## Challenge
Give the data below again exactly as it stands. Omit the pictures.

## Records for this task
┌──

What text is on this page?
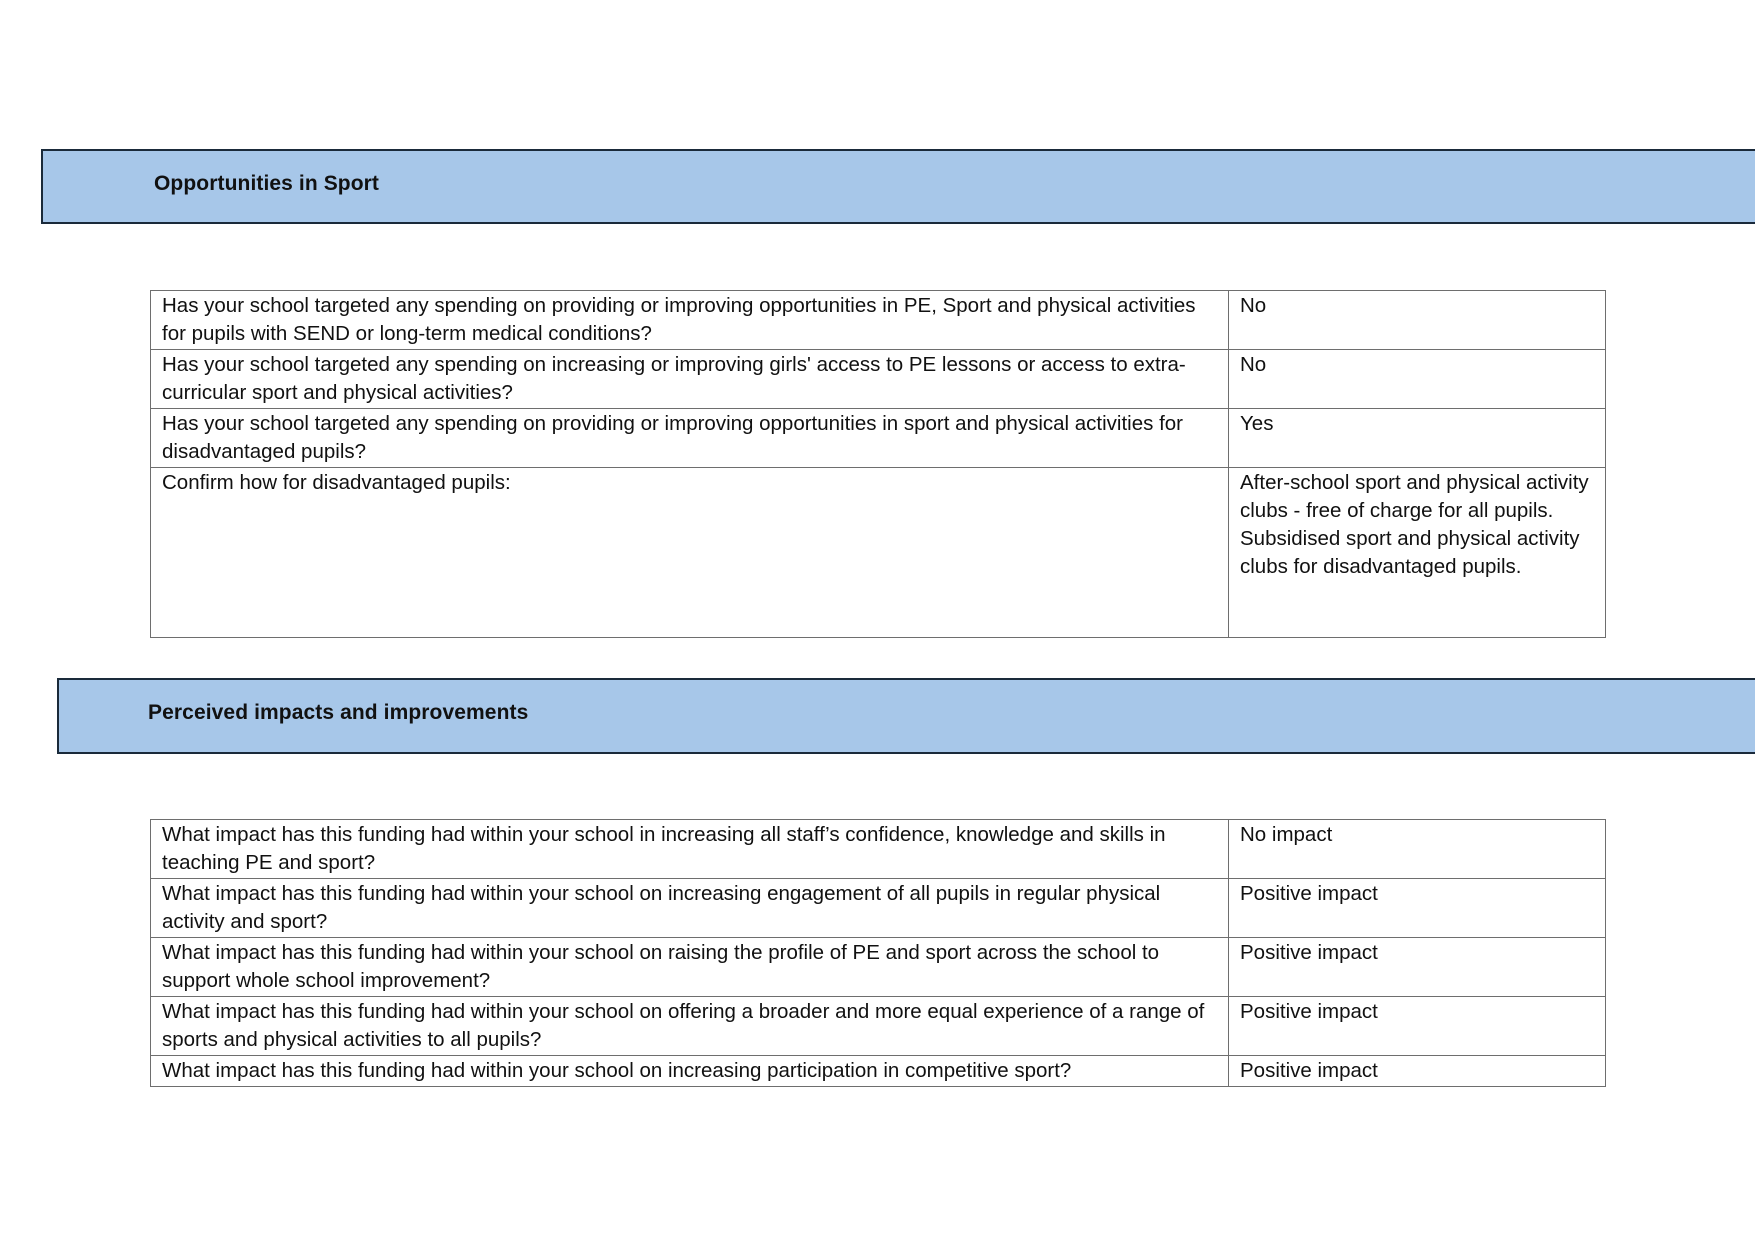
Opportunities in Sport
Has your school targeted any spending on providing or improving opportunities in PE, Sport and physical activities for pupils with SEND or long-term medical conditions?	No
Has your school targeted any spending on increasing or improving girls' access to PE lessons or access to extra-curricular sport and physical activities?	No
Has your school targeted any spending on providing or improving opportunities in sport and physical activities for disadvantaged pupils?	Yes
Confirm how for disadvantaged pupils:	After-school sport and physical activity clubs - free of charge for all pupils.
Subsidised sport and physical activity clubs for disadvantaged pupils.
Perceived impacts and improvements
What impact has this funding had within your school in increasing all staff’s confidence, knowledge and skills in teaching PE and sport?	No impact
What impact has this funding had within your school on increasing engagement of all pupils in regular physical activity and sport?	Positive impact
What impact has this funding had within your school on raising the profile of PE and sport across the school to support whole school improvement?	Positive impact
What impact has this funding had within your school on offering a broader and more equal experience of a range of sports and physical activities to all pupils?	Positive impact
What impact has this funding had within your school on increasing participation in competitive sport?	Positive impact
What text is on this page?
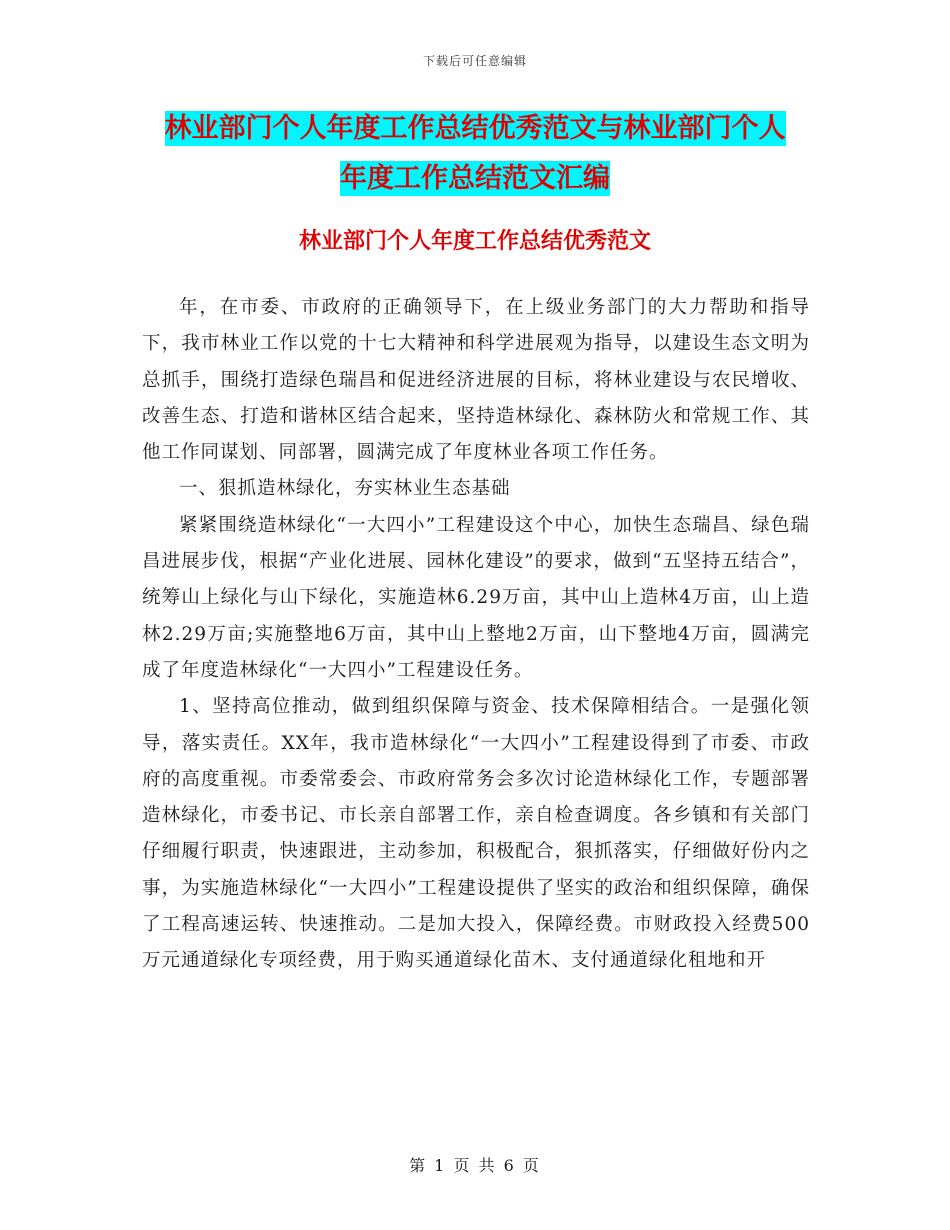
下载后可任意编辑
林业部门个人年度工作总结优秀范文与林业部门个人
年度工作总结范文汇编
林业部门个人年度工作总结优秀范文

年，在市委、市政府的正确领导下，在上级业务部门的大力帮助和指导下，我市林业工作以党的十七大精神和科学进展观为指导，以建设生态文明为总抓手，围绕打造绿色瑞昌和促进经济进展的目标，将林业建设与农民增收、改善生态、打造和谐林区结合起来，坚持造林绿化、森林防火和常规工作、其他工作同谋划、同部署，圆满完成了年度林业各项工作任务。

一、狠抓造林绿化，夯实林业生态基础

紧紧围绕造林绿化“一大四小”工程建设这个中心，加快生态瑞昌、绿色瑞昌进展步伐，根据“产业化进展、园林化建设”的要求，做到“五坚持五结合”，统筹山上绿化与山下绿化，实施造林6.29万亩，其中山上造林4万亩，山上造林2.29万亩;实施整地6万亩，其中山上整地2万亩，山下整地4万亩，圆满完成了年度造林绿化“一大四小”工程建设任务。

1、坚持高位推动，做到组织保障与资金、技术保障相结合。一是强化领导，落实责任。XX年，我市造林绿化“一大四小”工程建设得到了市委、市政府的高度重视。市委常委会、市政府常务会多次讨论造林绿化工作，专题部署造林绿化，市委书记、市长亲自部署工作，亲自检查调度。各乡镇和有关部门仔细履行职责，快速跟进，主动参加，积极配合，狠抓落实，仔细做好份内之事，为实施造林绿化“一大四小”工程建设提供了坚实的政治和组织保障，确保了工程高速运转、快速推动。二是加大投入，保障经费。市财政投入经费500万元通道绿化专项经费，用于购买通道绿化苗木、支付通道绿化租地和开

第 1 页 共 6 页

└──

## Output for this exercise
What text is on this page?
Opportunities in Sport
Has your school targeted any spending on providing or improving opportunities in PE, Sport and physical activities for pupils with SEND or long-term medical conditions?	No
Has your school targeted any spending on increasing or improving girls' access to PE lessons or access to extra-curricular sport and physical activities?	No
Has your school targeted any spending on providing or improving opportunities in sport and physical activities for disadvantaged pupils?	Yes
Confirm how for disadvantaged pupils:	After-school sport and physical activity clubs - free of charge for all pupils.
Subsidised sport and physical activity clubs for disadvantaged pupils.
Perceived impacts and improvements
What impact has this funding had within your school in increasing all staff’s confidence, knowledge and skills in teaching PE and sport?	No impact
What impact has this funding had within your school on increasing engagement of all pupils in regular physical activity and sport?	Positive impact
What impact has this funding had within your school on raising the profile of PE and sport across the school to support whole school improvement?	Positive impact
What impact has this funding had within your school on offering a broader and more equal experience of a range of sports and physical activities to all pupils?	Positive impact
What impact has this funding had within your school on increasing participation in competitive sport?	Positive impact
What text is on this page?
下载后可任意编辑
林业部门个人年度工作总结优秀范文与林业部门个人
年度工作总结范文汇编
林业部门个人年度工作总结优秀范文

年，在市委、市政府的正确领导下，在上级业务部门的大力帮助和指导下，我市林业工作以党的十七大精神和科学进展观为指导，以建设生态文明为总抓手，围绕打造绿色瑞昌和促进经济进展的目标，将林业建设与农民增收、改善生态、打造和谐林区结合起来，坚持造林绿化、森林防火和常规工作、其他工作同谋划、同部署，圆满完成了年度林业各项工作任务。

一、狠抓造林绿化，夯实林业生态基础

紧紧围绕造林绿化“一大四小”工程建设这个中心，加快生态瑞昌、绿色瑞昌进展步伐，根据“产业化进展、园林化建设”的要求，做到“五坚持五结合”，统筹山上绿化与山下绿化，实施造林6.29万亩，其中山上造林4万亩，山上造林2.29万亩;实施整地6万亩，其中山上整地2万亩，山下整地4万亩，圆满完成了年度造林绿化“一大四小”工程建设任务。

1、坚持高位推动，做到组织保障与资金、技术保障相结合。一是强化领导，落实责任。XX年，我市造林绿化“一大四小”工程建设得到了市委、市政府的高度重视。市委常委会、市政府常务会多次讨论造林绿化工作，专题部署造林绿化，市委书记、市长亲自部署工作，亲自检查调度。各乡镇和有关部门仔细履行职责，快速跟进，主动参加，积极配合，狠抓落实，仔细做好份内之事，为实施造林绿化“一大四小”工程建设提供了坚实的政治和组织保障，确保了工程高速运转、快速推动。二是加大投入，保障经费。市财政投入经费500万元通道绿化专项经费，用于购买通道绿化苗木、支付通道绿化租地和开

第 1 页 共 6 页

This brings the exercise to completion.